● Prompt
Every line of the material below must be repeated exactly.

========

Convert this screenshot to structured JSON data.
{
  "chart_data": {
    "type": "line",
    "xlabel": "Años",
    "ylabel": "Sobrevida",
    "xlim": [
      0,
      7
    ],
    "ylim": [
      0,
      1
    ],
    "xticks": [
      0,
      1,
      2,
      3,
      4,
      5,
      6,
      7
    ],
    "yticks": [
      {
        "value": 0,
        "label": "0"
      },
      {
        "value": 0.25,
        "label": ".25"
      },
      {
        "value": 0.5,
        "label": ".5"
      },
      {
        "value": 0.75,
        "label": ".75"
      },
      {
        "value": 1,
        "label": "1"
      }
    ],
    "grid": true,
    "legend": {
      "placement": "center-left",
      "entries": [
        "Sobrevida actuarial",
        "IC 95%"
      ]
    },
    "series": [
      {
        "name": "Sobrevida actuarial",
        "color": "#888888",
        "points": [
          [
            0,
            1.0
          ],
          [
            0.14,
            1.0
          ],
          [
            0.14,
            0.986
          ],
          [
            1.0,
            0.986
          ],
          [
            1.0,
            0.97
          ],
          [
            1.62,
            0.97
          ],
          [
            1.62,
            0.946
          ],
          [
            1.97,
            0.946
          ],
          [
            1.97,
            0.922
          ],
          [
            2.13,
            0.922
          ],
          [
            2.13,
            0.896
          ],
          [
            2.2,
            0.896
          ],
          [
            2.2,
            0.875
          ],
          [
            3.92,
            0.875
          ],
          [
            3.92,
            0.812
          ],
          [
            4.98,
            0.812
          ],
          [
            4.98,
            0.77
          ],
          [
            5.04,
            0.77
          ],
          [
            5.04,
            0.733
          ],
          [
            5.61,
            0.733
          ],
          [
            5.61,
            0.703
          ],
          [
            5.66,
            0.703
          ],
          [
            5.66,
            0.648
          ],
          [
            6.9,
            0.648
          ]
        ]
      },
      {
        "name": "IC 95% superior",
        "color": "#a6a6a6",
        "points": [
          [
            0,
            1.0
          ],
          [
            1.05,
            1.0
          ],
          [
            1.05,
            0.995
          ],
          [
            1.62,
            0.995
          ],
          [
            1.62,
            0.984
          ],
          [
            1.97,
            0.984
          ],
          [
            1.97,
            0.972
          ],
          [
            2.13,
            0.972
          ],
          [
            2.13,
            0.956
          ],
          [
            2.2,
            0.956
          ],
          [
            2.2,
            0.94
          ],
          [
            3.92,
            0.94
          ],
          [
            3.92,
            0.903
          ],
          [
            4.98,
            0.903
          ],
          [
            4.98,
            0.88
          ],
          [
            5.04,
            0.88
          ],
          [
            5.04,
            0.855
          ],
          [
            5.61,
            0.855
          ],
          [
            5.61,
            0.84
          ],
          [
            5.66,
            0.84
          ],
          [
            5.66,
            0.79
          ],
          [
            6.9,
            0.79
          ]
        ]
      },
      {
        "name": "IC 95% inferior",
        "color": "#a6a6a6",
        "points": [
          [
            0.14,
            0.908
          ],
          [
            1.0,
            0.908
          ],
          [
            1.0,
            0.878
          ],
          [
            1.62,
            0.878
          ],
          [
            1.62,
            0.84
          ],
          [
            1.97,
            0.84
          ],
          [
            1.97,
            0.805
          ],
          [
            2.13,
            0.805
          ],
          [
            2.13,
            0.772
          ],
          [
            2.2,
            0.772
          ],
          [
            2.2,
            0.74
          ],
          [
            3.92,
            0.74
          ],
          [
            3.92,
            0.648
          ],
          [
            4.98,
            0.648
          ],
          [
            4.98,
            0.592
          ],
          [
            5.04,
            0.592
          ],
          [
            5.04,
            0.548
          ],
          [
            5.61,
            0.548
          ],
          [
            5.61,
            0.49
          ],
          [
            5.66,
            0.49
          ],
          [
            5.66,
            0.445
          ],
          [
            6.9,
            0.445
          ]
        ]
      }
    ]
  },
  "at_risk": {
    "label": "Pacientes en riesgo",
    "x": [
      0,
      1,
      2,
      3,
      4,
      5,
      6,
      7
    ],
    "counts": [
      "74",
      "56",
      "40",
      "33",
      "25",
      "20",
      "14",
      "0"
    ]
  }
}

========

● Solution
Convert this screenshot to structured JSON data.
{
  "chart_data": {
    "type": "line",
    "xlabel": "Años",
    "ylabel": "Sobrevida",
    "xlim": [
      0,
      7
    ],
    "ylim": [
      0,
      1
    ],
    "xticks": [
      0,
      1,
      2,
      3,
      4,
      5,
      6,
      7
    ],
    "yticks": [
      {
        "value": 0,
        "label": "0"
      },
      {
        "value": 0.25,
        "label": ".25"
      },
      {
        "value": 0.5,
        "label": ".5"
      },
      {
        "value": 0.75,
        "label": ".75"
      },
      {
        "value": 1,
        "label": "1"
      }
    ],
    "grid": true,
    "legend": {
      "placement": "center-left",
      "entries": [
        "Sobrevida actuarial",
        "IC 95%"
      ]
    },
    "series": [
      {
        "name": "Sobrevida actuarial",
        "color": "#888888",
        "points": [
          [
            0,
            1.0
          ],
          [
            0.14,
            1.0
          ],
          [
            0.14,
            0.986
          ],
          [
            1.0,
            0.986
          ],
          [
            1.0,
            0.97
          ],
          [
            1.62,
            0.97
          ],
          [
            1.62,
            0.946
          ],
          [
            1.97,
            0.946
          ],
          [
            1.97,
            0.922
          ],
          [
            2.13,
            0.922
          ],
          [
            2.13,
            0.896
          ],
          [
            2.2,
            0.896
          ],
          [
            2.2,
            0.875
          ],
          [
            3.92,
            0.875
          ],
          [
            3.92,
            0.812
          ],
          [
            4.98,
            0.812
          ],
          [
            4.98,
            0.77
          ],
          [
            5.04,
            0.77
          ],
          [
            5.04,
            0.733
          ],
          [
            5.61,
            0.733
          ],
          [
            5.61,
            0.703
          ],
          [
            5.66,
            0.703
          ],
          [
            5.66,
            0.648
          ],
          [
            6.9,
            0.648
          ]
        ]
      },
      {
        "name": "IC 95% superior",
        "color": "#a6a6a6",
        "points": [
          [
            0,
            1.0
          ],
          [
            1.05,
            1.0
          ],
          [
            1.05,
            0.995
          ],
          [
            1.62,
            0.995
          ],
          [
            1.62,
            0.984
          ],
          [
            1.97,
            0.984
          ],
          [
            1.97,
            0.972
          ],
          [
            2.13,
            0.972
          ],
          [
            2.13,
            0.956
          ],
          [
            2.2,
            0.956
          ],
          [
            2.2,
            0.94
          ],
          [
            3.92,
            0.94
          ],
          [
            3.92,
            0.903
          ],
          [
            4.98,
            0.903
          ],
          [
            4.98,
            0.88
          ],
          [
            5.04,
            0.88
          ],
          [
            5.04,
            0.855
          ],
          [
            5.61,
            0.855
          ],
          [
            5.61,
            0.84
          ],
          [
            5.66,
            0.84
          ],
          [
            5.66,
            0.79
          ],
          [
            6.9,
            0.79
          ]
        ]
      },
      {
        "name": "IC 95% inferior",
        "color": "#a6a6a6",
        "points": [
          [
            0.14,
            0.908
          ],
          [
            1.0,
            0.908
          ],
          [
            1.0,
            0.878
          ],
          [
            1.62,
            0.878
          ],
          [
            1.62,
            0.84
          ],
          [
            1.97,
            0.84
          ],
          [
            1.97,
            0.805
          ],
          [
            2.13,
            0.805
          ],
          [
            2.13,
            0.772
          ],
          [
            2.2,
            0.772
          ],
          [
            2.2,
            0.74
          ],
          [
            3.92,
            0.74
          ],
          [
            3.92,
            0.648
          ],
          [
            4.98,
            0.648
          ],
          [
            4.98,
            0.592
          ],
          [
            5.04,
            0.592
          ],
          [
            5.04,
            0.548
          ],
          [
            5.61,
            0.548
          ],
          [
            5.61,
            0.49
          ],
          [
            5.66,
            0.49
          ],
          [
            5.66,
            0.445
          ],
          [
            6.9,
            0.445
          ]
        ]
      }
    ]
  },
  "at_risk": {
    "label": "Pacientes en riesgo",
    "x": [
      0,
      1,
      2,
      3,
      4,
      5,
      6,
      7
    ],
    "counts": [
      "74",
      "56",
      "40",
      "33",
      "25",
      "20",
      "14",
      "0"
    ]
  }
}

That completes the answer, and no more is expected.